> [What the task requires]
Gather from the listing below each line that includes the word "mycket", and copy it.

────

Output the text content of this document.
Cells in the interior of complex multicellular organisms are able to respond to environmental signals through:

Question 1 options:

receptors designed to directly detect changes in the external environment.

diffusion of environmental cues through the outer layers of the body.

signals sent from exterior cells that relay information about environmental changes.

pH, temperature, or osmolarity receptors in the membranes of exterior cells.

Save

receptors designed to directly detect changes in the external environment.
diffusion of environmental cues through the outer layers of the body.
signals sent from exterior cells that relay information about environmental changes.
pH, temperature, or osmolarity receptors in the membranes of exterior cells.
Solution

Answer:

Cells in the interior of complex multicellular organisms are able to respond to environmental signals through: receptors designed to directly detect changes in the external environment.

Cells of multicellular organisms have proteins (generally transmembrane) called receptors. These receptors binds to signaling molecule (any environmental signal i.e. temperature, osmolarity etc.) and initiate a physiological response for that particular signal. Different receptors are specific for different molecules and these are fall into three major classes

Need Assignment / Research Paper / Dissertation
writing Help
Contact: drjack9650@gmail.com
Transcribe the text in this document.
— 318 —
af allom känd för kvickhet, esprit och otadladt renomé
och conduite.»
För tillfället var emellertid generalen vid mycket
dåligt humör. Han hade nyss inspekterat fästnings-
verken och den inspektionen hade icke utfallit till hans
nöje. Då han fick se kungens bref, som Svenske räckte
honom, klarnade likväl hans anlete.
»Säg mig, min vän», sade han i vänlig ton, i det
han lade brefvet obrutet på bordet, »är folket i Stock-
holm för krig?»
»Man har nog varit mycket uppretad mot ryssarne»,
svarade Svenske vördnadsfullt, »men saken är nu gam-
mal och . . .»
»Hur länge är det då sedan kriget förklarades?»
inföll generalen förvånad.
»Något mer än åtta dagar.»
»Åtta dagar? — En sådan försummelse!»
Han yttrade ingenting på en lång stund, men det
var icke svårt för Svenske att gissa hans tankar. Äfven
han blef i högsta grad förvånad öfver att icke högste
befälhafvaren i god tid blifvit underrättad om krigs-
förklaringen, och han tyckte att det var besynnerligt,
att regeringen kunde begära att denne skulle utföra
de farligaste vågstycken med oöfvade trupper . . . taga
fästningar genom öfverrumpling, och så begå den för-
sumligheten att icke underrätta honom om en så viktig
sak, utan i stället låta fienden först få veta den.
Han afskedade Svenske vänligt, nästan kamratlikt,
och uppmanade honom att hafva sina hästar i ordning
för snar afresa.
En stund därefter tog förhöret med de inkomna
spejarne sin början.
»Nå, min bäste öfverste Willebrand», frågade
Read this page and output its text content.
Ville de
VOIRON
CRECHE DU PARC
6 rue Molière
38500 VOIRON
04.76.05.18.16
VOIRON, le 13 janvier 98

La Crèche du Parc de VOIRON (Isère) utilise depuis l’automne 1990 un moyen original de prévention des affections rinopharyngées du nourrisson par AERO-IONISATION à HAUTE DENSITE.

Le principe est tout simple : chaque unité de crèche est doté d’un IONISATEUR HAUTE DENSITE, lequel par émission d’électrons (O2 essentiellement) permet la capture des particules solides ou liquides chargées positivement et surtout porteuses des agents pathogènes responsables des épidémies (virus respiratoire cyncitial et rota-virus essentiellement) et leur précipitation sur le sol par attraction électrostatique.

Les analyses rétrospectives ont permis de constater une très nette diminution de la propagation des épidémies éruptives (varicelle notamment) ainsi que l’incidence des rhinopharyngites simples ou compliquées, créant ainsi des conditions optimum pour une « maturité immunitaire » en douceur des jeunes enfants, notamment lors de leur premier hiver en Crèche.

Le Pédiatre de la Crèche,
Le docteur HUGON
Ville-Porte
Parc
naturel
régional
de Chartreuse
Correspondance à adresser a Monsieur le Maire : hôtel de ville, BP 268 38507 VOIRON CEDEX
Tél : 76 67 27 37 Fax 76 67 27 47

────

> [Solution for this task]
För tillfället var emellertid generalen vid mycket
»Man har nog varit mycket uppretad mot ryssarne»,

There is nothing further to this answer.